_Directions:_
Your task is to transcribe all the entries exactly, excluding pictures.

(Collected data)
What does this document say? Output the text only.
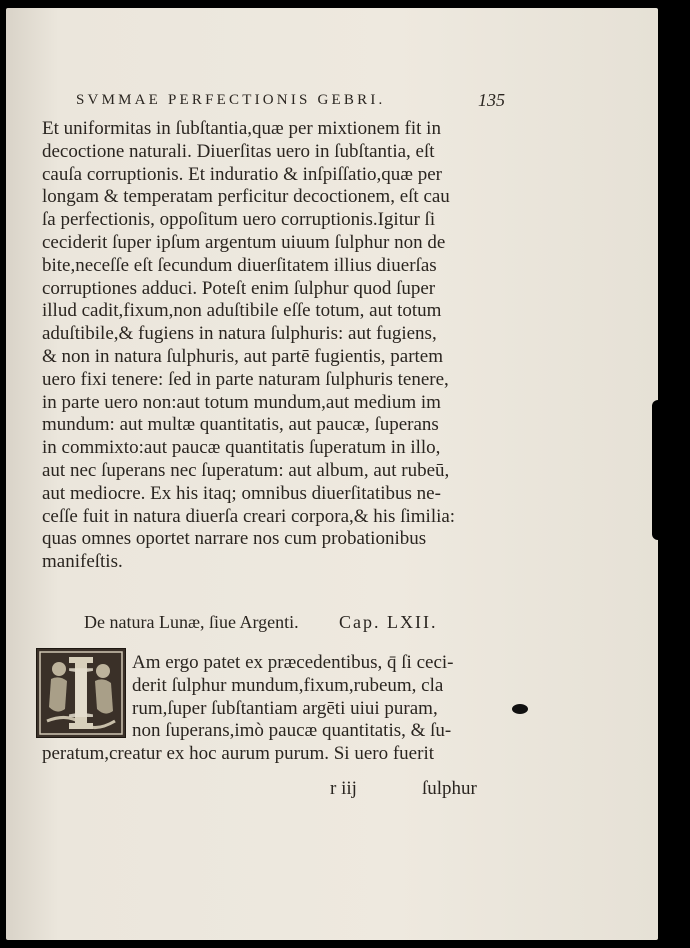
SVMMAE PERFECTIONIS GEBRI.	135
Et uniformitas in ſubſtantia,quæ per mixtionem fit in
decoctione naturali. Diuerſitas uero in ſubſtantia, eſt
cauſa corruptionis. Et induratio & inſpiſſatio,quæ per
longam & temperatam perficitur decoctionem, eſt cau
ſa perfectionis, oppoſitum uero corruptionis.Igitur ſi
ceciderit ſuper ipſum argentum uiuum ſulphur non de
bite,neceſſe eſt ſecundum diuerſitatem illius diuerſas
corruptiones adduci. Poteſt enim ſulphur quod ſuper
illud cadit,fixum,non aduſtibile eſſe totum, aut totum
aduſtibile,& fugiens in natura ſulphuris: aut fugiens,
& non in natura ſulphuris, aut partē fugientis, partem
uero fixi tenere: ſed in parte naturam ſulphuris tenere,
in parte uero non:aut totum mundum,aut medium im
mundum: aut multæ quantitatis, aut paucæ, ſuperans
in commixto:aut paucæ quantitatis ſuperatum in illo,
aut nec ſuperans nec ſuperatum: aut album, aut rubeū,
aut mediocre. Ex his itaq; omnibus diuerſitatibus ne-
ceſſe fuit in natura diuerſa creari corpora,& his ſimilia:
quas omnes oportet narrare nos cum probationibus
manifeſtis.
De natura Lunæ, ſiue Argenti. Cap. LXII.
I	Am ergo patet ex præcedentibus, q̄ ſi ceci-
derit ſulphur mundum,fixum,rubeum, cla
rum,ſuper ſubſtantiam argēti uiui puram,
non ſuperans,imò paucæ quantitatis, & ſu-
peratum,creatur ex hoc aurum purum. Si uero fuerit
r iij	ſulphur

_The output:_
What does this document say? Output the text only.
SVMMAE PERFECTIONIS GEBRI.	135
Et uniformitas in ſubſtantia,quæ per mixtionem fit in
decoctione naturali. Diuerſitas uero in ſubſtantia, eſt
cauſa corruptionis. Et induratio & inſpiſſatio,quæ per
longam & temperatam perficitur decoctionem, eſt cau
ſa perfectionis, oppoſitum uero corruptionis.Igitur ſi
ceciderit ſuper ipſum argentum uiuum ſulphur non de
bite,neceſſe eſt ſecundum diuerſitatem illius diuerſas
corruptiones adduci. Poteſt enim ſulphur quod ſuper
illud cadit,fixum,non aduſtibile eſſe totum, aut totum
aduſtibile,& fugiens in natura ſulphuris: aut fugiens,
& non in natura ſulphuris, aut partē fugientis, partem
uero fixi tenere: ſed in parte naturam ſulphuris tenere,
in parte uero non:aut totum mundum,aut medium im
mundum: aut multæ quantitatis, aut paucæ, ſuperans
in commixto:aut paucæ quantitatis ſuperatum in illo,
aut nec ſuperans nec ſuperatum: aut album, aut rubeū,
aut mediocre. Ex his itaq; omnibus diuerſitatibus ne-
ceſſe fuit in natura diuerſa creari corpora,& his ſimilia:
quas omnes oportet narrare nos cum probationibus
manifeſtis.
De natura Lunæ, ſiue Argenti. Cap. LXII.
I	Am ergo patet ex præcedentibus, q̄ ſi ceci-
derit ſulphur mundum,fixum,rubeum, cla
rum,ſuper ſubſtantiam argēti uiui puram,
non ſuperans,imò paucæ quantitatis, & ſu-
peratum,creatur ex hoc aurum purum. Si uero fuerit
r iij	ſulphur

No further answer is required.